WHAT YOU WILL DO:
Gather up every line that includes the string "header".

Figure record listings
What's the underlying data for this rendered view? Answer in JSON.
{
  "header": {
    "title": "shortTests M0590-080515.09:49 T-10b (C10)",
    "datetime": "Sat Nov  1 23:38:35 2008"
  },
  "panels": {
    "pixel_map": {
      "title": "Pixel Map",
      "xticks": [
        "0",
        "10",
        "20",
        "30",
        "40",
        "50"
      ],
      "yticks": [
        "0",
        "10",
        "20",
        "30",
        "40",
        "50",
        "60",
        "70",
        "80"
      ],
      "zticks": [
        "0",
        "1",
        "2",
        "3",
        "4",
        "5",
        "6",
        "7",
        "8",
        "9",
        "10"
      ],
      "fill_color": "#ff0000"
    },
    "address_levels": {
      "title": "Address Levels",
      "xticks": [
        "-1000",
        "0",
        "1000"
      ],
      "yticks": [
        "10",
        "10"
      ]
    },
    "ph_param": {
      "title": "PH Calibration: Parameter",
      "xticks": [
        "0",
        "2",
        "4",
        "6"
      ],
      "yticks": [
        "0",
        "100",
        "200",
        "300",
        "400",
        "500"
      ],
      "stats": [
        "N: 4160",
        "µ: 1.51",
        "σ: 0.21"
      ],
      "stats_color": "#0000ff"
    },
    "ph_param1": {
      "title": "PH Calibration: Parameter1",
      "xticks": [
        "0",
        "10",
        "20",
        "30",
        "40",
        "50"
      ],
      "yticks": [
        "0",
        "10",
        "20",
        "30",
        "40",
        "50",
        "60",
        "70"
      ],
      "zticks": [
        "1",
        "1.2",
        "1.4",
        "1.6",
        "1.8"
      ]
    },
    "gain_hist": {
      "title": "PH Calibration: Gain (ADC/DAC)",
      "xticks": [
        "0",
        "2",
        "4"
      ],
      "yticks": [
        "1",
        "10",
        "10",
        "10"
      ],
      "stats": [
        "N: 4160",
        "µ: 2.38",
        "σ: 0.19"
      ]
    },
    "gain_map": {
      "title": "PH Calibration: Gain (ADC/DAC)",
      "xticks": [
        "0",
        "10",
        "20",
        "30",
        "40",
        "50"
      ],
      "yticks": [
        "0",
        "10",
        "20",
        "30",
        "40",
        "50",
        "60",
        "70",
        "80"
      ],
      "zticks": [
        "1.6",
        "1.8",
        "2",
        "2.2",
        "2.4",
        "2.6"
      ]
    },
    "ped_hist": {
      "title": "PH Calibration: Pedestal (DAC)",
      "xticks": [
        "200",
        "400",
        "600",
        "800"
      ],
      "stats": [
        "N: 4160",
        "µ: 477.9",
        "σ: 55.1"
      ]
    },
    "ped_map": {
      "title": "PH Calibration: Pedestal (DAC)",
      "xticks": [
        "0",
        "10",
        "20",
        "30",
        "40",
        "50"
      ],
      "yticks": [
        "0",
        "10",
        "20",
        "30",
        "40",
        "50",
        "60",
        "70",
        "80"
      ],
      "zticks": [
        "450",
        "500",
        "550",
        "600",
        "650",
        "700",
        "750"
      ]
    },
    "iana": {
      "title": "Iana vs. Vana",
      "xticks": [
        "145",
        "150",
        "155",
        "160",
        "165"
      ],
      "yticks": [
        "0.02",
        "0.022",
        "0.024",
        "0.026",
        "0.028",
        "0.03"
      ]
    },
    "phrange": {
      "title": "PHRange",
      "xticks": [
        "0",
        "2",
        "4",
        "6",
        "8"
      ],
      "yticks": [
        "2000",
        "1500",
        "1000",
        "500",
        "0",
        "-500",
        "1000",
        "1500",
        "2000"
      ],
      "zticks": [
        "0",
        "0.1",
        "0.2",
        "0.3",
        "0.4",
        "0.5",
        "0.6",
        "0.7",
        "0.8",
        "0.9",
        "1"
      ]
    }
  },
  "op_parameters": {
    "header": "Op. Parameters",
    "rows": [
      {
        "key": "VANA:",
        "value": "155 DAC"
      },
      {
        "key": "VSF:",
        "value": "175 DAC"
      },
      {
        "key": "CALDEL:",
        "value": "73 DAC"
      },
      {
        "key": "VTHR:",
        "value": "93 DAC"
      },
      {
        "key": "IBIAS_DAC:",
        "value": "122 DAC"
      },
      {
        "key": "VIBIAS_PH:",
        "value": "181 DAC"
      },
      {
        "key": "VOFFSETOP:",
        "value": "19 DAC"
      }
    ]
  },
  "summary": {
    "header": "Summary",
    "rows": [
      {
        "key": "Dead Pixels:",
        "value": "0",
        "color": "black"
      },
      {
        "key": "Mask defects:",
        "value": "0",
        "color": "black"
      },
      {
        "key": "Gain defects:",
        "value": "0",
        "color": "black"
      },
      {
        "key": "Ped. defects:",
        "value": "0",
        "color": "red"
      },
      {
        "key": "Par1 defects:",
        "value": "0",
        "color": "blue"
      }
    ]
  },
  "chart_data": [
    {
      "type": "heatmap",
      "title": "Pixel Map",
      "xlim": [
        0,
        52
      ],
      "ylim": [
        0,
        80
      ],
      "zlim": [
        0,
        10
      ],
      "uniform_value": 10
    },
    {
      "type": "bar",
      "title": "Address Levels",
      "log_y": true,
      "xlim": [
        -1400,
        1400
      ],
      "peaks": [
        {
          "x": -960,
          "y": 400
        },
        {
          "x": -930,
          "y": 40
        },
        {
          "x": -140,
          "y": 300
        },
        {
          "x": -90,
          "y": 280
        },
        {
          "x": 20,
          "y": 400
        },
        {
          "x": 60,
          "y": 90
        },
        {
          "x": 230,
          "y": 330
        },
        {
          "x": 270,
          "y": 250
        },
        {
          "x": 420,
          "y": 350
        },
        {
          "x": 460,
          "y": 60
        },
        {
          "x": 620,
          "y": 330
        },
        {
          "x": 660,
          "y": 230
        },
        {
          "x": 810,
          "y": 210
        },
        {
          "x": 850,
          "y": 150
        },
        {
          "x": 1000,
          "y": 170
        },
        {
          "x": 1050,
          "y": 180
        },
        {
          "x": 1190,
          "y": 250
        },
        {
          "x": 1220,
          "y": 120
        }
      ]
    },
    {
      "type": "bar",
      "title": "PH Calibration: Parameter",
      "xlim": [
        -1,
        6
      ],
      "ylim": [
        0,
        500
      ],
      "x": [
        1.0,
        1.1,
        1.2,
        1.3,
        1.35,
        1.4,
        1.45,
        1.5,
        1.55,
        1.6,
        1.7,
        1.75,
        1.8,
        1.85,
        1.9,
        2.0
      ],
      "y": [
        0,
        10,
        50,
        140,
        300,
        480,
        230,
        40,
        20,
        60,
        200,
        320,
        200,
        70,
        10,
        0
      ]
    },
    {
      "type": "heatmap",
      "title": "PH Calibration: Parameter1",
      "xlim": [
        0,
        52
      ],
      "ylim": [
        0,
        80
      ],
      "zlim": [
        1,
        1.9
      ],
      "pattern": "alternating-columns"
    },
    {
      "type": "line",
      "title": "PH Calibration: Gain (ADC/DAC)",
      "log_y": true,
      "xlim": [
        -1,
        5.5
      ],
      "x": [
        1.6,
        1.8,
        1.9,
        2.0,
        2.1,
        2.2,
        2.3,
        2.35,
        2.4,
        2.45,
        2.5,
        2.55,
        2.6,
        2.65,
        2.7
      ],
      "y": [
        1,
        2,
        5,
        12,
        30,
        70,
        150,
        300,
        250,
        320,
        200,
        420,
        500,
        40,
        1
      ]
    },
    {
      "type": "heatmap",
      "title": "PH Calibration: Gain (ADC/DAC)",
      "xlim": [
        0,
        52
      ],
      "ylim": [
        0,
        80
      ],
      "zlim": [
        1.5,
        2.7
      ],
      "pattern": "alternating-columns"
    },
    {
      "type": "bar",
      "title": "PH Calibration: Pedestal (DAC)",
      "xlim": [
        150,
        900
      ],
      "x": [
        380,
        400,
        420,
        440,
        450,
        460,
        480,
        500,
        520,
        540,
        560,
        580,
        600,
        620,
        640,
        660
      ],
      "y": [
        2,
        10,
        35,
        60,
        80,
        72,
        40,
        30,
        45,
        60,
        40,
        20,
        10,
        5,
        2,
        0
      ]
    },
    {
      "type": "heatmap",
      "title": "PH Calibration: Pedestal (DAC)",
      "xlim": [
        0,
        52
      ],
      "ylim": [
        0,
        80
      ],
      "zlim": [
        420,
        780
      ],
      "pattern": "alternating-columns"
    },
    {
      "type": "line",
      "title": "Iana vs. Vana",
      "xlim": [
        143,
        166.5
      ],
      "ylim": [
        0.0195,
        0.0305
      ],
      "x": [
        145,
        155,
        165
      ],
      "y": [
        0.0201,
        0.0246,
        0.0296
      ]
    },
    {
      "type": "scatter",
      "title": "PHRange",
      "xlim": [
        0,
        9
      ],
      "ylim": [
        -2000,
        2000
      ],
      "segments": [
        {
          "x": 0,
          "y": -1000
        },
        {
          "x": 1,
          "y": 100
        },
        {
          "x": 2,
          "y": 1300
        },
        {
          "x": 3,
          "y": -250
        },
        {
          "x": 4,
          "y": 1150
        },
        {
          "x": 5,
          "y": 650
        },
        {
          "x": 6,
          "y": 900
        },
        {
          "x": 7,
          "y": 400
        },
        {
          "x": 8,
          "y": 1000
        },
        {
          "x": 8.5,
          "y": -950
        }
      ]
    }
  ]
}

RESULT OF THIS TASK:
  "header": {
    "header": "Op. Parameters",
    "header": "Summary",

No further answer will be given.